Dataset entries
════════════════

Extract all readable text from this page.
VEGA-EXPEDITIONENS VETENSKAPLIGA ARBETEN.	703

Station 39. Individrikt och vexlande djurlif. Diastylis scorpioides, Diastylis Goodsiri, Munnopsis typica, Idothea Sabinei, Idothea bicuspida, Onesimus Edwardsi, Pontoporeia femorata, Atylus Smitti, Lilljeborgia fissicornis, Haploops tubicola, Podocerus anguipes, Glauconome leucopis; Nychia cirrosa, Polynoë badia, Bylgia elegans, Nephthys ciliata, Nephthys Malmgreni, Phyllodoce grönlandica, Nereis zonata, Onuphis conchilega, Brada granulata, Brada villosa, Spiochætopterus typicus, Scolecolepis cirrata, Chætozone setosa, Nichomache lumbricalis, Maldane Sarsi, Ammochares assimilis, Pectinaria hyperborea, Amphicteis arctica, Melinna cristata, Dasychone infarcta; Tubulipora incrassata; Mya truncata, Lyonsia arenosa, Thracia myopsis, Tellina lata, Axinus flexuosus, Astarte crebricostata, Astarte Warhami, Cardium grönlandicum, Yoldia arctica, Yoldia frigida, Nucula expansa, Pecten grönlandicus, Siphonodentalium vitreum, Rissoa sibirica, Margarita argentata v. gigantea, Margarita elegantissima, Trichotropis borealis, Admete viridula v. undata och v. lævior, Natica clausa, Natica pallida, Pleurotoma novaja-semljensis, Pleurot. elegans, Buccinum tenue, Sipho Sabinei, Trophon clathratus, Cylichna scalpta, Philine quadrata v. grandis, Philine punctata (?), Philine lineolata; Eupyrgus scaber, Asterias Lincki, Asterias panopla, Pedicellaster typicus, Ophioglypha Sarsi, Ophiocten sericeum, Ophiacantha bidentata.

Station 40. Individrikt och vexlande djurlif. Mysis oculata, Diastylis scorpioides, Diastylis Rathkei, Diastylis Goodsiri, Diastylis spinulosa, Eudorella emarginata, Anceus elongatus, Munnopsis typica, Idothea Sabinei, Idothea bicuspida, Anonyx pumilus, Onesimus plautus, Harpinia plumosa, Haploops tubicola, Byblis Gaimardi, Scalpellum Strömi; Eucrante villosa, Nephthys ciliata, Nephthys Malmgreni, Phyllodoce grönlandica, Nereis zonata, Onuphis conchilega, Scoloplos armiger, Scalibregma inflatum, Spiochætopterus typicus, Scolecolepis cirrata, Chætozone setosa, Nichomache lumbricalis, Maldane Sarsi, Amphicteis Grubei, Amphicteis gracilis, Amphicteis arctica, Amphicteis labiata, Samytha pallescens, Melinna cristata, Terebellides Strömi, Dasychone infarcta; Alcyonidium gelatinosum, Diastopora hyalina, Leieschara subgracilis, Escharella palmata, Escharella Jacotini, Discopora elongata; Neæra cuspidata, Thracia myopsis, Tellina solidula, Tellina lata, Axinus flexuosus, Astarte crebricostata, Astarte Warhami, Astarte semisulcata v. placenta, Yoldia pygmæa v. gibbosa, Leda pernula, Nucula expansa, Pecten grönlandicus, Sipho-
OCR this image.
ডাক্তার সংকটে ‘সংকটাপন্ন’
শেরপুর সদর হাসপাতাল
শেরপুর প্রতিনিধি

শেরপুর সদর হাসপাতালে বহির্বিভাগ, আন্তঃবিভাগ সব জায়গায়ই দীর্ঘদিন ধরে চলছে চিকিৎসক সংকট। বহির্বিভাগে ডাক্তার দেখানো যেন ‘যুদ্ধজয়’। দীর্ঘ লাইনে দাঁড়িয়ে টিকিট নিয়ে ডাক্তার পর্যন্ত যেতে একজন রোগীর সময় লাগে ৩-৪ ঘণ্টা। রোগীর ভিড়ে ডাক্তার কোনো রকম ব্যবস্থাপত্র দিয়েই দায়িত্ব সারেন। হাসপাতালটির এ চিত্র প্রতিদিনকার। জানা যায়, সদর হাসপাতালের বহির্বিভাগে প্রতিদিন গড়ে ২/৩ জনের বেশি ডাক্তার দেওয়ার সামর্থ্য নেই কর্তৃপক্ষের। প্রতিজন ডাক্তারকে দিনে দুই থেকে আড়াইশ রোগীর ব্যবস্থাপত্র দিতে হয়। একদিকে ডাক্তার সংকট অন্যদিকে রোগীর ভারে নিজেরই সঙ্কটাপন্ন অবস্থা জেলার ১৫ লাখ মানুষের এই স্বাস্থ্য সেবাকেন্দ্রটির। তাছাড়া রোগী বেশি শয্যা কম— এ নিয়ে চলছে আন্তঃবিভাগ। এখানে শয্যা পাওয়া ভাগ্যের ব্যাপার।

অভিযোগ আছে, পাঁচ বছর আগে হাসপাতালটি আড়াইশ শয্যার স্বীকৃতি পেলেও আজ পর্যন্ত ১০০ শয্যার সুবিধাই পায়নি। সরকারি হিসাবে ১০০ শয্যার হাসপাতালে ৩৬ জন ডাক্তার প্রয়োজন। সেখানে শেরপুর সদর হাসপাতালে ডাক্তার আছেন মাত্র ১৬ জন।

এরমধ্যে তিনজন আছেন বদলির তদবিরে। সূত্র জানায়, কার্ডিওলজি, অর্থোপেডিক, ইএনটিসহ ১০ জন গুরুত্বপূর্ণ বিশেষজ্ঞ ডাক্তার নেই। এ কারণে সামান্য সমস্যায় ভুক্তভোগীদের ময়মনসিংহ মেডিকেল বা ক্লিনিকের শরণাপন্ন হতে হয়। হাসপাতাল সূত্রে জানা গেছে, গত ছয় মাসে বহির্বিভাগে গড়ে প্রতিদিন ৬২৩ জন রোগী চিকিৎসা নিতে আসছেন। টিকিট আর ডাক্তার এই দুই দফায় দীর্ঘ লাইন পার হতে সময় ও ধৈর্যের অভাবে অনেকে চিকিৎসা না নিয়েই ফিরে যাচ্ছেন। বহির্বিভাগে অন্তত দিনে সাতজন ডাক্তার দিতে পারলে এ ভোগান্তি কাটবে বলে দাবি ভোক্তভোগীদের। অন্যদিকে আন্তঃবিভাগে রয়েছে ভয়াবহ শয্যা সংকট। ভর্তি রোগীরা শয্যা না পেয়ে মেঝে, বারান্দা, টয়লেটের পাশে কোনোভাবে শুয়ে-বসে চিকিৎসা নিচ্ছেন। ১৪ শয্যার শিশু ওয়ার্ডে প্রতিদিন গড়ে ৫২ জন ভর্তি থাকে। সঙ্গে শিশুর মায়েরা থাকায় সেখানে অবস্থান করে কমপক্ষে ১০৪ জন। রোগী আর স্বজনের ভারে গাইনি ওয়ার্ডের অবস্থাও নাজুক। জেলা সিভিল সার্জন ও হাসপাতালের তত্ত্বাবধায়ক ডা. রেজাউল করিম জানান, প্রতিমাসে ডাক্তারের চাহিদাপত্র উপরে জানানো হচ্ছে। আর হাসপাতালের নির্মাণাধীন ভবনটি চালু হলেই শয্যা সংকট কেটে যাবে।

════════════════

### [What this task involves]
Please repeat the listing exactly, with nothing left out.

### [Solution to this task]
Extract all readable text from this page.
VEGA-EXPEDITIONENS VETENSKAPLIGA ARBETEN.	703

Station 39. Individrikt och vexlande djurlif. Diastylis scorpioides, Diastylis Goodsiri, Munnopsis typica, Idothea Sabinei, Idothea bicuspida, Onesimus Edwardsi, Pontoporeia femorata, Atylus Smitti, Lilljeborgia fissicornis, Haploops tubicola, Podocerus anguipes, Glauconome leucopis; Nychia cirrosa, Polynoë badia, Bylgia elegans, Nephthys ciliata, Nephthys Malmgreni, Phyllodoce grönlandica, Nereis zonata, Onuphis conchilega, Brada granulata, Brada villosa, Spiochætopterus typicus, Scolecolepis cirrata, Chætozone setosa, Nichomache lumbricalis, Maldane Sarsi, Ammochares assimilis, Pectinaria hyperborea, Amphicteis arctica, Melinna cristata, Dasychone infarcta; Tubulipora incrassata; Mya truncata, Lyonsia arenosa, Thracia myopsis, Tellina lata, Axinus flexuosus, Astarte crebricostata, Astarte Warhami, Cardium grönlandicum, Yoldia arctica, Yoldia frigida, Nucula expansa, Pecten grönlandicus, Siphonodentalium vitreum, Rissoa sibirica, Margarita argentata v. gigantea, Margarita elegantissima, Trichotropis borealis, Admete viridula v. undata och v. lævior, Natica clausa, Natica pallida, Pleurotoma novaja-semljensis, Pleurot. elegans, Buccinum tenue, Sipho Sabinei, Trophon clathratus, Cylichna scalpta, Philine quadrata v. grandis, Philine punctata (?), Philine lineolata; Eupyrgus scaber, Asterias Lincki, Asterias panopla, Pedicellaster typicus, Ophioglypha Sarsi, Ophiocten sericeum, Ophiacantha bidentata.

Station 40. Individrikt och vexlande djurlif. Mysis oculata, Diastylis scorpioides, Diastylis Rathkei, Diastylis Goodsiri, Diastylis spinulosa, Eudorella emarginata, Anceus elongatus, Munnopsis typica, Idothea Sabinei, Idothea bicuspida, Anonyx pumilus, Onesimus plautus, Harpinia plumosa, Haploops tubicola, Byblis Gaimardi, Scalpellum Strömi; Eucrante villosa, Nephthys ciliata, Nephthys Malmgreni, Phyllodoce grönlandica, Nereis zonata, Onuphis conchilega, Scoloplos armiger, Scalibregma inflatum, Spiochætopterus typicus, Scolecolepis cirrata, Chætozone setosa, Nichomache lumbricalis, Maldane Sarsi, Amphicteis Grubei, Amphicteis gracilis, Amphicteis arctica, Amphicteis labiata, Samytha pallescens, Melinna cristata, Terebellides Strömi, Dasychone infarcta; Alcyonidium gelatinosum, Diastopora hyalina, Leieschara subgracilis, Escharella palmata, Escharella Jacotini, Discopora elongata; Neæra cuspidata, Thracia myopsis, Tellina solidula, Tellina lata, Axinus flexuosus, Astarte crebricostata, Astarte Warhami, Astarte semisulcata v. placenta, Yoldia pygmæa v. gibbosa, Leda pernula, Nucula expansa, Pecten grönlandicus, Sipho-
OCR this image.
ডাক্তার সংকটে ‘সংকটাপন্ন’
শেরপুর সদর হাসপাতাল
শেরপুর প্রতিনিধি

শেরপুর সদর হাসপাতালে বহির্বিভাগ, আন্তঃবিভাগ সব জায়গায়ই দীর্ঘদিন ধরে চলছে চিকিৎসক সংকট। বহির্বিভাগে ডাক্তার দেখানো যেন ‘যুদ্ধজয়’। দীর্ঘ লাইনে দাঁড়িয়ে টিকিট নিয়ে ডাক্তার পর্যন্ত যেতে একজন রোগীর সময় লাগে ৩-৪ ঘণ্টা। রোগীর ভিড়ে ডাক্তার কোনো রকম ব্যবস্থাপত্র দিয়েই দায়িত্ব সারেন। হাসপাতালটির এ চিত্র প্রতিদিনকার। জানা যায়, সদর হাসপাতালের বহির্বিভাগে প্রতিদিন গড়ে ২/৩ জনের বেশি ডাক্তার দেওয়ার সামর্থ্য নেই কর্তৃপক্ষের। প্রতিজন ডাক্তারকে দিনে দুই থেকে আড়াইশ রোগীর ব্যবস্থাপত্র দিতে হয়। একদিকে ডাক্তার সংকট অন্যদিকে রোগীর ভারে নিজেরই সঙ্কটাপন্ন অবস্থা জেলার ১৫ লাখ মানুষের এই স্বাস্থ্য সেবাকেন্দ্রটির। তাছাড়া রোগী বেশি শয্যা কম— এ নিয়ে চলছে আন্তঃবিভাগ। এখানে শয্যা পাওয়া ভাগ্যের ব্যাপার।

অভিযোগ আছে, পাঁচ বছর আগে হাসপাতালটি আড়াইশ শয্যার স্বীকৃতি পেলেও আজ পর্যন্ত ১০০ শয্যার সুবিধাই পায়নি। সরকারি হিসাবে ১০০ শয্যার হাসপাতালে ৩৬ জন ডাক্তার প্রয়োজন। সেখানে শেরপুর সদর হাসপাতালে ডাক্তার আছেন মাত্র ১৬ জন।

এরমধ্যে তিনজন আছেন বদলির তদবিরে। সূত্র জানায়, কার্ডিওলজি, অর্থোপেডিক, ইএনটিসহ ১০ জন গুরুত্বপূর্ণ বিশেষজ্ঞ ডাক্তার নেই। এ কারণে সামান্য সমস্যায় ভুক্তভোগীদের ময়মনসিংহ মেডিকেল বা ক্লিনিকের শরণাপন্ন হতে হয়। হাসপাতাল সূত্রে জানা গেছে, গত ছয় মাসে বহির্বিভাগে গড়ে প্রতিদিন ৬২৩ জন রোগী চিকিৎসা নিতে আসছেন। টিকিট আর ডাক্তার এই দুই দফায় দীর্ঘ লাইন পার হতে সময় ও ধৈর্যের অভাবে অনেকে চিকিৎসা না নিয়েই ফিরে যাচ্ছেন। বহির্বিভাগে অন্তত দিনে সাতজন ডাক্তার দিতে পারলে এ ভোগান্তি কাটবে বলে দাবি ভোক্তভোগীদের। অন্যদিকে আন্তঃবিভাগে রয়েছে ভয়াবহ শয্যা সংকট। ভর্তি রোগীরা শয্যা না পেয়ে মেঝে, বারান্দা, টয়লেটের পাশে কোনোভাবে শুয়ে-বসে চিকিৎসা নিচ্ছেন। ১৪ শয্যার শিশু ওয়ার্ডে প্রতিদিন গড়ে ৫২ জন ভর্তি থাকে। সঙ্গে শিশুর মায়েরা থাকায় সেখানে অবস্থান করে কমপক্ষে ১০৪ জন। রোগী আর স্বজনের ভারে গাইনি ওয়ার্ডের অবস্থাও নাজুক। জেলা সিভিল সার্জন ও হাসপাতালের তত্ত্বাবধায়ক ডা. রেজাউল করিম জানান, প্রতিমাসে ডাক্তারের চাহিদাপত্র উপরে জানানো হচ্ছে। আর হাসপাতালের নির্মাণাধীন ভবনটি চালু হলেই শয্যা সংকট কেটে যাবে।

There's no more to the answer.